The exercise:
Reproduce the rows below word for word. Begin at the row that contains "- legend-symbol: [1114, 174, 1124, 184]" and stop after the row that contains "- y-tick-label: 0.7: [44, 448, 62, 463]".

Extracted information:
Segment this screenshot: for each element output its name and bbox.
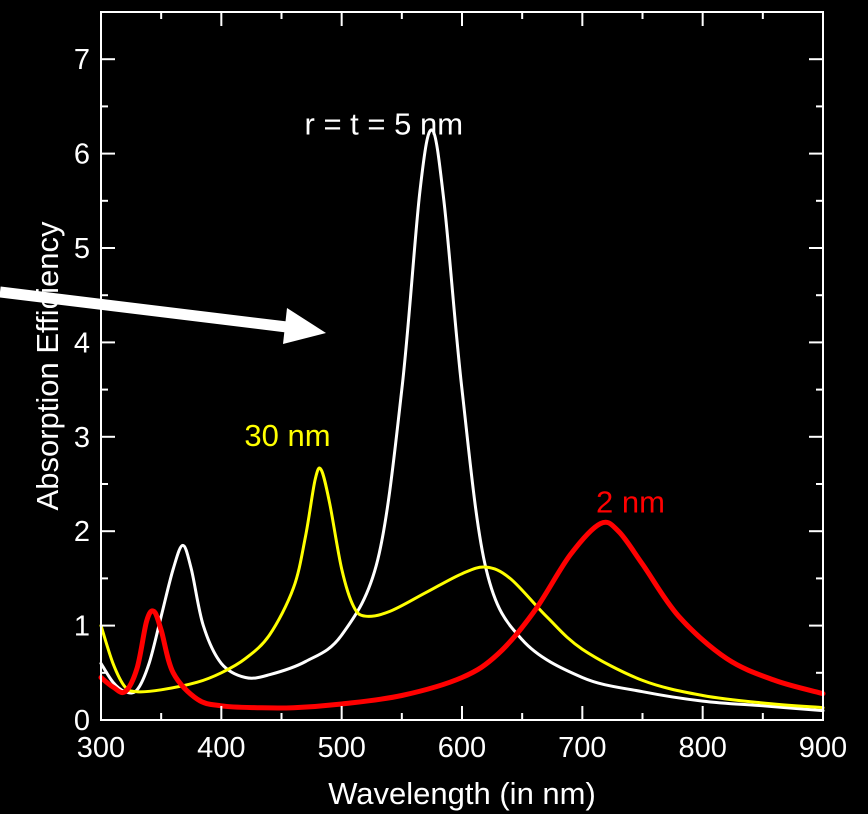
x-tick-label: 500 <box>317 732 365 764</box>
series-line-0 <box>99 128 825 713</box>
pointer-arrow <box>0 286 326 344</box>
y-tick-label: 1 <box>74 611 90 643</box>
y-tick-label: 5 <box>74 233 90 265</box>
y-tick-label: 4 <box>74 327 90 359</box>
x-axis-title: Wavelength (in nm) <box>328 776 596 811</box>
x-tick-label: 600 <box>438 732 486 764</box>
y-tick-label: 3 <box>74 422 90 454</box>
x-tick-label: 700 <box>558 732 606 764</box>
x-tick-label: 900 <box>799 732 847 764</box>
y-axis-title: Absorption Efficiency <box>30 221 65 510</box>
x-tick-label: 400 <box>197 732 245 764</box>
x-tick-label: 300 <box>77 732 125 764</box>
annotation-layer: r = t = 5 nm 30 nm 2 nm <box>244 107 664 520</box>
series-line-2 <box>98 519 826 711</box>
annotation-0: r = t = 5 nm <box>305 107 464 142</box>
y-tick-label: 0 <box>74 705 90 737</box>
ticks-layer <box>100 11 824 721</box>
annotation-1: 30 nm <box>244 418 330 453</box>
y-tick-label: 7 <box>74 44 90 76</box>
y-tick-label: 6 <box>74 139 90 171</box>
annotation-2: 2 nm <box>596 484 665 519</box>
arrow-shaft <box>0 286 296 334</box>
arrow-head <box>283 308 326 344</box>
y-tick-label: 2 <box>74 516 90 548</box>
series-layer <box>98 128 826 713</box>
labels-layer: 300 400 500 600 700 800 900 0 1 2 3 4 5 6 7 <box>74 44 847 764</box>
x-tick-label: 800 <box>678 732 726 764</box>
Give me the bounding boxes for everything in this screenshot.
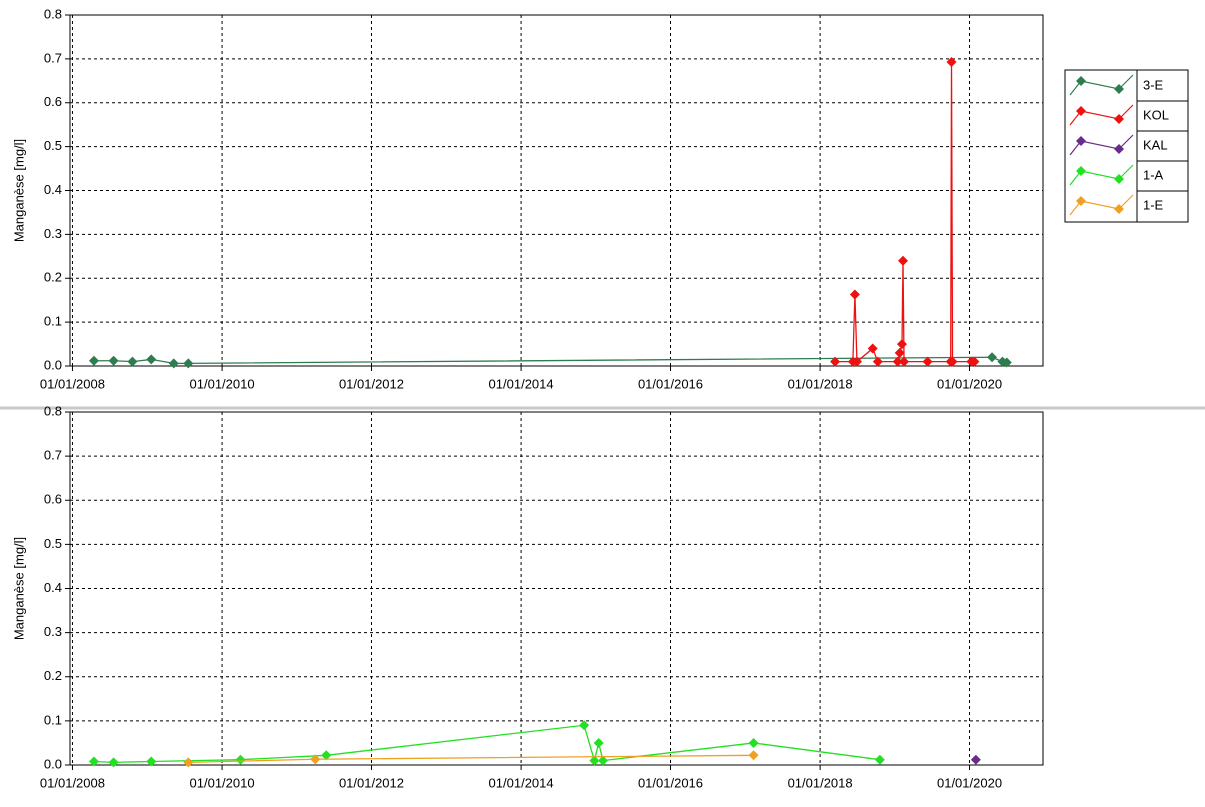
- legend-symbol: [1114, 174, 1124, 184]
- data-point: [146, 756, 157, 767]
- y-tick-label: 0.0: [44, 357, 62, 372]
- data-point: [589, 755, 600, 766]
- data-point: [922, 356, 933, 367]
- data-point: [874, 754, 885, 765]
- data-point: [851, 356, 862, 367]
- legend-symbol-line: [1069, 134, 1134, 156]
- x-tick-label: 01/01/2014: [489, 376, 554, 391]
- data-point: [748, 750, 759, 761]
- y-tick-label: 0.7: [44, 448, 62, 463]
- y-axis-label: Manganèse [mg/l]: [11, 537, 26, 640]
- legend-symbol: [1076, 76, 1086, 86]
- legend-symbol-line: [1069, 104, 1134, 126]
- legend-symbol: [1114, 204, 1124, 214]
- y-tick-label: 0.6: [44, 94, 62, 109]
- y-tick-label: 0.8: [44, 403, 62, 418]
- x-tick-label: 01/01/2018: [788, 376, 853, 391]
- x-tick-label: 01/01/2010: [190, 376, 255, 391]
- data-point: [1001, 357, 1012, 368]
- legend: 3-E KOL KAL 1-A 1-E: [1064, 69, 1189, 223]
- y-tick-label: 0.8: [44, 6, 62, 21]
- data-point: [127, 356, 138, 367]
- data-point: [108, 757, 119, 768]
- legend-label: 1-E: [1143, 197, 1164, 212]
- data-point: [970, 754, 981, 765]
- y-tick-label: 0.5: [44, 138, 62, 153]
- y-tick-label: 0.7: [44, 50, 62, 65]
- data-point: [899, 356, 910, 367]
- data-point: [896, 339, 907, 350]
- data-point: [597, 755, 608, 766]
- legend-symbol: [1076, 166, 1086, 176]
- y-tick-label: 0.4: [44, 182, 62, 197]
- legend-symbol: [1114, 84, 1124, 94]
- data-point: [235, 754, 246, 765]
- x-tick-label: 01/01/2020: [937, 775, 1002, 790]
- legend-symbol-line: [1069, 194, 1134, 216]
- legend-symbol: [1114, 144, 1124, 154]
- data-point: [946, 56, 957, 67]
- data-point: [894, 347, 905, 358]
- data-point: [892, 356, 903, 367]
- legend-label: 3-E: [1143, 77, 1164, 92]
- chart: 0.0 0.1 0.2 0.3 0.4 0.5 0.6 0.7 0.8 01/01/2008 01/…: [11, 6, 1044, 391]
- x-tick-label: 01/01/2018: [788, 775, 853, 790]
- data-point: [183, 757, 194, 768]
- y-tick-label: 0.3: [44, 226, 62, 241]
- data-point: [88, 756, 99, 767]
- data-point: [830, 356, 841, 367]
- y-tick-label: 0.5: [44, 536, 62, 551]
- x-tick-label: 01/01/2008: [40, 775, 105, 790]
- data-point: [108, 355, 119, 366]
- legend-label: KAL: [1143, 137, 1168, 152]
- legend-label: KOL: [1143, 107, 1169, 122]
- data-point: [748, 737, 759, 748]
- legend-symbol: [1076, 136, 1086, 146]
- data-point: [849, 289, 860, 300]
- legend-label: 1-A: [1143, 167, 1164, 182]
- legend-symbol: [1076, 106, 1086, 116]
- legend-symbol-line: [1069, 74, 1134, 96]
- legend-symbol: [1114, 114, 1124, 124]
- x-tick-label: 01/01/2020: [937, 376, 1002, 391]
- chart: 0.0 0.1 0.2 0.3 0.4 0.5 0.6 0.7 0.8 01/01/2008 01/…: [11, 403, 1044, 790]
- x-tick-label: 01/01/2012: [339, 775, 404, 790]
- y-tick-label: 0.6: [44, 492, 62, 507]
- y-tick-label: 0.1: [44, 314, 62, 329]
- data-point: [872, 356, 883, 367]
- x-tick-label: 01/01/2016: [638, 775, 703, 790]
- x-tick-label: 01/01/2014: [489, 775, 554, 790]
- data-point: [321, 750, 332, 761]
- plot-border: [69, 14, 1044, 367]
- y-tick-label: 0.1: [44, 712, 62, 727]
- data-point: [593, 737, 604, 748]
- data-point: [88, 355, 99, 366]
- y-axis-label: Manganèse [mg/l]: [11, 139, 26, 242]
- y-tick-label: 0.2: [44, 270, 62, 285]
- data-point: [969, 356, 980, 367]
- y-tick-label: 0.0: [44, 756, 62, 771]
- x-tick-label: 01/01/2016: [638, 376, 703, 391]
- y-tick-label: 0.4: [44, 580, 62, 595]
- data-point: [183, 358, 194, 369]
- data-point: [168, 358, 179, 369]
- data-point: [310, 754, 321, 765]
- data-point: [987, 352, 998, 363]
- x-tick-label: 01/01/2008: [40, 376, 105, 391]
- data-point: [867, 343, 878, 354]
- legend-symbol: [1076, 196, 1086, 206]
- data-point: [146, 354, 157, 365]
- legend-symbol-line: [1069, 164, 1134, 186]
- x-tick-label: 01/01/2012: [339, 376, 404, 391]
- plot-border: [69, 411, 1044, 766]
- data-point: [898, 255, 909, 266]
- x-tick-label: 01/01/2010: [190, 775, 255, 790]
- y-tick-label: 0.3: [44, 624, 62, 639]
- y-tick-label: 0.2: [44, 668, 62, 683]
- data-point: [579, 720, 590, 731]
- legend-box: [1064, 69, 1189, 223]
- data-point: [947, 356, 958, 367]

Result of this task:
- legend-symbol: [1114, 174, 1124, 184]
- data-point: [146, 756, 157, 767]
- y-tick-label: 0.0: [44, 357, 62, 372]
- data-point: [589, 755, 600, 766]
- data-point: [922, 356, 933, 367]
- data-point: [874, 754, 885, 765]
- data-point: [851, 356, 862, 367]
- legend-symbol-line: [1069, 134, 1134, 156]
- x-tick-label: 01/01/2014: [489, 376, 554, 391]
- data-point: [748, 750, 759, 761]
- y-tick-label: 0.7: [44, 448, 62, 463]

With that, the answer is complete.